→ **To do**:
Does the thread agree with each of these statements? Answer yes or no for each, quoting the thread's deciding words.
1. One comment suggests moving the quoted code into a helper.
2. When autorelease is off, the frag token is set from net_iov_virtual_addr(niov) shifted right by PAGE_SHIFT.
3. The reply to the helper suggestion turns it down.

We at least need the binding to know if binding->autorelease is on,
since without that we don't know whether the tokens are in the xarray or
binding->vec... but I guess we could also check if the xarray is
non-empty and infer that autorelease == true from that?

[...]

> > +                               if (binding->autorelease) {
> > +                                       err = tcp_xa_pool_refill(sk, &tcp_xa_pool,
> > +                                                                skb_shinfo(skb)->nr_frags - i);
> > +                                       if (err)
> > +                                               goto out;
> > +
> > +                                       dmabuf_cmsg.frag_token =
> > +                                               tcp_xa_pool.tokens[tcp_xa_pool.idx];
> > +                               } else {
> > +                                       token = net_iov_virtual_addr(niov) >> PAGE_SHIFT;
> > +                                       dmabuf_cmsg.frag_token = token;
> > +                               }
> > +
> 
> Consider refactoring this into a helper:
> 
> tcp_xa_pool_add(...., autorelease);
> 

Will do.

→ **Data shown**:
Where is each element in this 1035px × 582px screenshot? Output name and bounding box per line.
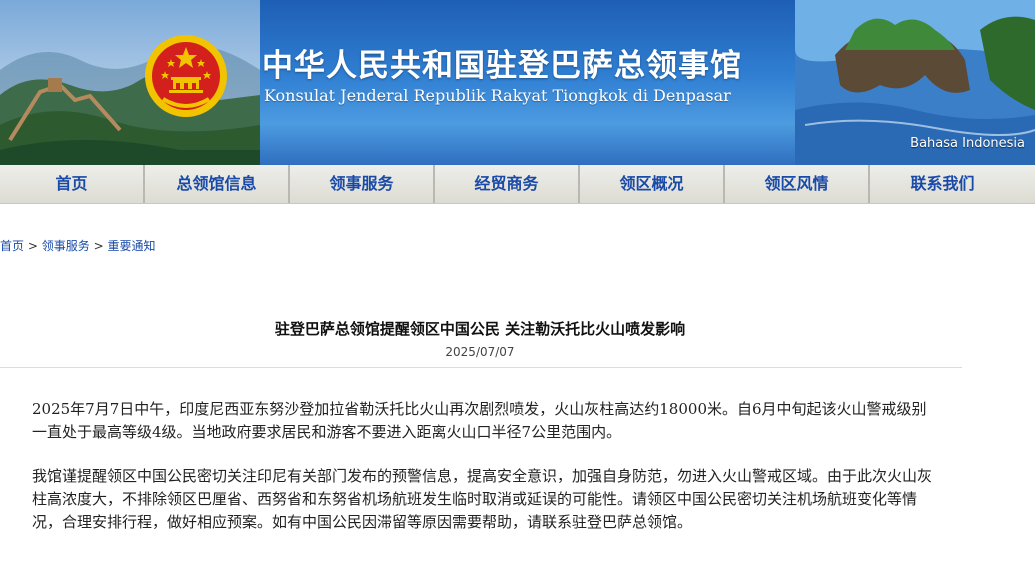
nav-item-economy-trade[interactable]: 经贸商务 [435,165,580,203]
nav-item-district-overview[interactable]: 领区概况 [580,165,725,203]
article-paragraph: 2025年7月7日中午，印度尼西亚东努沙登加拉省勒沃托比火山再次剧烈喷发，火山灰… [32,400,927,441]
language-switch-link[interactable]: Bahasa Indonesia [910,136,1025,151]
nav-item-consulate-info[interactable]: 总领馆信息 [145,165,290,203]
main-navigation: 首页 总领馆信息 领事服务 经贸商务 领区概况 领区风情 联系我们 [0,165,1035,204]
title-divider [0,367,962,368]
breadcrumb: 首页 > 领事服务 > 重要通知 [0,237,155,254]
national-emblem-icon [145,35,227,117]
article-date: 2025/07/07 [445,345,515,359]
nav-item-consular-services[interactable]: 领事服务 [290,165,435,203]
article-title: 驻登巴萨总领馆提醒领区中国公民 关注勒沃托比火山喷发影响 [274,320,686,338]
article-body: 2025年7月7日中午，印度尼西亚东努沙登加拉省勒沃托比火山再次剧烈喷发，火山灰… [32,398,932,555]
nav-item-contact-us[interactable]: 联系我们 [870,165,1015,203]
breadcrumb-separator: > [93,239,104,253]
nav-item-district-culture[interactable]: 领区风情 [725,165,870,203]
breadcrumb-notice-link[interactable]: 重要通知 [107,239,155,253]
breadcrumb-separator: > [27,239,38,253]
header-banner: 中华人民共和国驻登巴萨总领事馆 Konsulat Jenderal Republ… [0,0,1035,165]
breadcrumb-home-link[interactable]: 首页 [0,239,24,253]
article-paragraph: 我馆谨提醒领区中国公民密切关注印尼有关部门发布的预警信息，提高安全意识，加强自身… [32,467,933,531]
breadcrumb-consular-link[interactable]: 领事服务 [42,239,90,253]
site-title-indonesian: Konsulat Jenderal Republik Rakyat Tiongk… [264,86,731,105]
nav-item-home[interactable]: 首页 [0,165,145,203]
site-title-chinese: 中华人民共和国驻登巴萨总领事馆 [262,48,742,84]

→ **Final result**:
1. Yes: "Consider refactoring this into a helper:"
2. Yes: "token = net_iov_virtual_addr(niov) >> PAGE_SHIFT;" and "dmabuf_cmsg.frag_token = token;"
3. No: "Will do."